In the data below, find every line with the string "точках" and pull it out.

(Collected data)
__________

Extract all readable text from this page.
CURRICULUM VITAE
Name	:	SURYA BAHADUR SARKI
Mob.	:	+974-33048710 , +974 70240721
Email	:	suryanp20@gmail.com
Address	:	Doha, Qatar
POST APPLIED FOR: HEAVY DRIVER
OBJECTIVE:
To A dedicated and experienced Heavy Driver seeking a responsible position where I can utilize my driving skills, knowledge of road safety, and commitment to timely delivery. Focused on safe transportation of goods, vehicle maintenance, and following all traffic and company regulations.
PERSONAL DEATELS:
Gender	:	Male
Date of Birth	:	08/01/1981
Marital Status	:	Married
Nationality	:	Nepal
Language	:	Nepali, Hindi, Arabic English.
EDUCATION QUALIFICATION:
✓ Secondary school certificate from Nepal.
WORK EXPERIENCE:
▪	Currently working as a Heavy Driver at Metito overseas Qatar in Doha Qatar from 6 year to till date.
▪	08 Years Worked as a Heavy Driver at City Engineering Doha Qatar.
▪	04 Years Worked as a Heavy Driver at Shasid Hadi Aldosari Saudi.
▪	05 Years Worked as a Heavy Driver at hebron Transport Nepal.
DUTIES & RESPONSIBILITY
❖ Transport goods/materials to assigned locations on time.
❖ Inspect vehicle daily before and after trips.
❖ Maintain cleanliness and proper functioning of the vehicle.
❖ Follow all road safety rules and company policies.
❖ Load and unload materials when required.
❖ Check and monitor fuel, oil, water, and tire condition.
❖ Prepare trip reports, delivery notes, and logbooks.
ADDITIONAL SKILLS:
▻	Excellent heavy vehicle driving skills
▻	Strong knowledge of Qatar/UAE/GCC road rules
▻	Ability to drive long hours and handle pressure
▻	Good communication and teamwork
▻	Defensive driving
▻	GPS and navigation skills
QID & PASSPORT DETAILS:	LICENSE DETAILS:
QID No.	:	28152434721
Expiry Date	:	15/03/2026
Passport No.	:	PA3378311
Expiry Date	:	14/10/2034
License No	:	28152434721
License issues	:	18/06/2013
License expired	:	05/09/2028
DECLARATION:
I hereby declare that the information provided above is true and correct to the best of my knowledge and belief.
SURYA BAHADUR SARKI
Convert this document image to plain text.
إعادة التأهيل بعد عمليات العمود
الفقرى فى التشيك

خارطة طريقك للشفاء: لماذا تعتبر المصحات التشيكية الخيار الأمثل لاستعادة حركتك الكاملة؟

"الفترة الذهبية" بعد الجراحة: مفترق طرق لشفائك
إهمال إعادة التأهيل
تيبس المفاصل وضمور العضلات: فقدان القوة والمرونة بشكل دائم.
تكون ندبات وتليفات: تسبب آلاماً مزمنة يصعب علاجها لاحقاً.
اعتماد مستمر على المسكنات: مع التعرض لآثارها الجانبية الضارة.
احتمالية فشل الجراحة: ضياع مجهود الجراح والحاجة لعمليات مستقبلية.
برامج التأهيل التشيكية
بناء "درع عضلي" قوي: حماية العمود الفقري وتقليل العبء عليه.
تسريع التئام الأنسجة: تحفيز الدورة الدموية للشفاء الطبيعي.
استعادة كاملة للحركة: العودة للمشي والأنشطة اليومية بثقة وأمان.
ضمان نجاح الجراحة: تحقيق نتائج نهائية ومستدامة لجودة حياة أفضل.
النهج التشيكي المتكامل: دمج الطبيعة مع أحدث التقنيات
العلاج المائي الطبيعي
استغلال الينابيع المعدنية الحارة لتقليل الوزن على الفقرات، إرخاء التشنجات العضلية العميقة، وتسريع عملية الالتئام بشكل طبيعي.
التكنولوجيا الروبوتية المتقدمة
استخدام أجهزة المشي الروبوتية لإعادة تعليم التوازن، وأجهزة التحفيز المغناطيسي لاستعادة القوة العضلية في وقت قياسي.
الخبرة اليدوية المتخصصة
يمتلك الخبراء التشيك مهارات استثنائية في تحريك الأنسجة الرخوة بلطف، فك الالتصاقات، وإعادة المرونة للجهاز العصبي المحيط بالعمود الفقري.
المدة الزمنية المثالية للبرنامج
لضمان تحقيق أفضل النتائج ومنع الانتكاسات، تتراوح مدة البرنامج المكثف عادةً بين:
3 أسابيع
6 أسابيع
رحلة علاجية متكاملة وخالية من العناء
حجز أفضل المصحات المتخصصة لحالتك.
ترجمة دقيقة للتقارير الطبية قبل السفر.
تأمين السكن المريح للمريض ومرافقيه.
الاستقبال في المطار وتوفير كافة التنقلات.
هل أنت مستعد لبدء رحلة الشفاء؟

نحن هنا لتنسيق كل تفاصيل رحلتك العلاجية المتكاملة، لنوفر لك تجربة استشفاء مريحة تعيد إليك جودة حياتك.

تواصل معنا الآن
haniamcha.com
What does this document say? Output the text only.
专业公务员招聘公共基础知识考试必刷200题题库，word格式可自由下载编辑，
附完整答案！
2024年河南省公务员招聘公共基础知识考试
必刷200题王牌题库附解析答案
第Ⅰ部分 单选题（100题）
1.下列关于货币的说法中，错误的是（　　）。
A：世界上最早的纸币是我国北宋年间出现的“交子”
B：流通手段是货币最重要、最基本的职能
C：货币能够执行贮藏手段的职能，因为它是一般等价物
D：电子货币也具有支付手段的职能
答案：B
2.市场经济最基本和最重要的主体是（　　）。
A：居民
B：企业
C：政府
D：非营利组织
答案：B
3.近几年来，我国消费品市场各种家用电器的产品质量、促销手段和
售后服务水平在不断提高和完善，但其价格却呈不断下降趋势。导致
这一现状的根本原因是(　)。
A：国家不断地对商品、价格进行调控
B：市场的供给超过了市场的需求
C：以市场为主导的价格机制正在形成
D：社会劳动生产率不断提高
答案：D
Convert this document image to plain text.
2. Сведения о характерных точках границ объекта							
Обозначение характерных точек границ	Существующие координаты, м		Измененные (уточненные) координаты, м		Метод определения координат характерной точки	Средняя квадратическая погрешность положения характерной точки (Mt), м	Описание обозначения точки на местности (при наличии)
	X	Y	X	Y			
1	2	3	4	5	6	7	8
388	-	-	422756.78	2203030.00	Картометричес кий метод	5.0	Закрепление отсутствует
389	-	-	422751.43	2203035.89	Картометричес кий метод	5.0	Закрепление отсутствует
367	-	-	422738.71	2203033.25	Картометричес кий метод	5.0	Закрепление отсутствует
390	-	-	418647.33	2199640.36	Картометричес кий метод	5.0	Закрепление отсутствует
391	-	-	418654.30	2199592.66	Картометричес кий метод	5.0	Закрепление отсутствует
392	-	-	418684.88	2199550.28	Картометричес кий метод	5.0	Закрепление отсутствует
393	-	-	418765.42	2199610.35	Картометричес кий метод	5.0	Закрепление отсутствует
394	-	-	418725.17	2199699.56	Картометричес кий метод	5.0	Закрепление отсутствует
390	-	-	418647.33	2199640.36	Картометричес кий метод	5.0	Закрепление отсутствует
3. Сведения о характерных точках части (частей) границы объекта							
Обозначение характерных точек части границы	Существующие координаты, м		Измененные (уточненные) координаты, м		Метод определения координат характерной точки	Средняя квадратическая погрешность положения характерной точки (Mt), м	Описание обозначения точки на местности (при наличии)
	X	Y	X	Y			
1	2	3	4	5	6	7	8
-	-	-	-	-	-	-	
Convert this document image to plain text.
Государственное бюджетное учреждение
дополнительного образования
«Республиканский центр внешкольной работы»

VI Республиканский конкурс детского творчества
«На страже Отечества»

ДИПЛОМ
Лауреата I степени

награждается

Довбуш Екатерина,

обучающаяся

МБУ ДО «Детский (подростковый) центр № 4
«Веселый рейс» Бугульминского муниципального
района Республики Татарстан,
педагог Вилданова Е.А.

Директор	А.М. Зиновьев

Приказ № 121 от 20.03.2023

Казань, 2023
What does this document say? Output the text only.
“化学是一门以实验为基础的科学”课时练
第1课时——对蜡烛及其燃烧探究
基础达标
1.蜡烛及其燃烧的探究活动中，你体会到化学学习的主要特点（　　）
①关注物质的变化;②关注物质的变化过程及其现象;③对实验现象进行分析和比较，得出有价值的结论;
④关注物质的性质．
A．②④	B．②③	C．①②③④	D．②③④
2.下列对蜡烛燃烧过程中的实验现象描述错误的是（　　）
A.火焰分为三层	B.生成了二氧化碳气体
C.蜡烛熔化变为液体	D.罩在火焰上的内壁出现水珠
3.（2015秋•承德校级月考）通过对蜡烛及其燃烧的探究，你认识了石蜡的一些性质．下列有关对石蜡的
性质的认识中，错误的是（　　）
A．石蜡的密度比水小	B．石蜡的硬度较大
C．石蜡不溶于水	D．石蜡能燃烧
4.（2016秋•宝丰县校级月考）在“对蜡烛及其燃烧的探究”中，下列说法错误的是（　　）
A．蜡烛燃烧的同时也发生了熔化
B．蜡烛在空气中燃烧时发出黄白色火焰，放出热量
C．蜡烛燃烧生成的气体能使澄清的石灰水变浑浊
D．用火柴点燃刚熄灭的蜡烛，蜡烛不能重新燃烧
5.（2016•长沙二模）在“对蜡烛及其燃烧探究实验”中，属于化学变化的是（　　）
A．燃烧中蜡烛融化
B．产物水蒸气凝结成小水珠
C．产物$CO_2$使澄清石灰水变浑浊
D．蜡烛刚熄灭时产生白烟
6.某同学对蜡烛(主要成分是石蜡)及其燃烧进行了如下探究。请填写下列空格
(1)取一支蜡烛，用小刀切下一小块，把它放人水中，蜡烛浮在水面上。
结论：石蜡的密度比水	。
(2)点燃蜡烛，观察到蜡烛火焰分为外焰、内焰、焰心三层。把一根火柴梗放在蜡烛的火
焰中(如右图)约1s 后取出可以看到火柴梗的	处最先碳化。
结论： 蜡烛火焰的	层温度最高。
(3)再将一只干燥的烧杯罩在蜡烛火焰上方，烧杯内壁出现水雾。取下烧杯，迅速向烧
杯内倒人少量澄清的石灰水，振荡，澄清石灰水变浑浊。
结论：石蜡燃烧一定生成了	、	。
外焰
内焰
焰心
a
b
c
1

__________

Task answer:
2. Сведения о характерных точках границ объекта							
3. Сведения о характерных точках части (частей) границы объекта							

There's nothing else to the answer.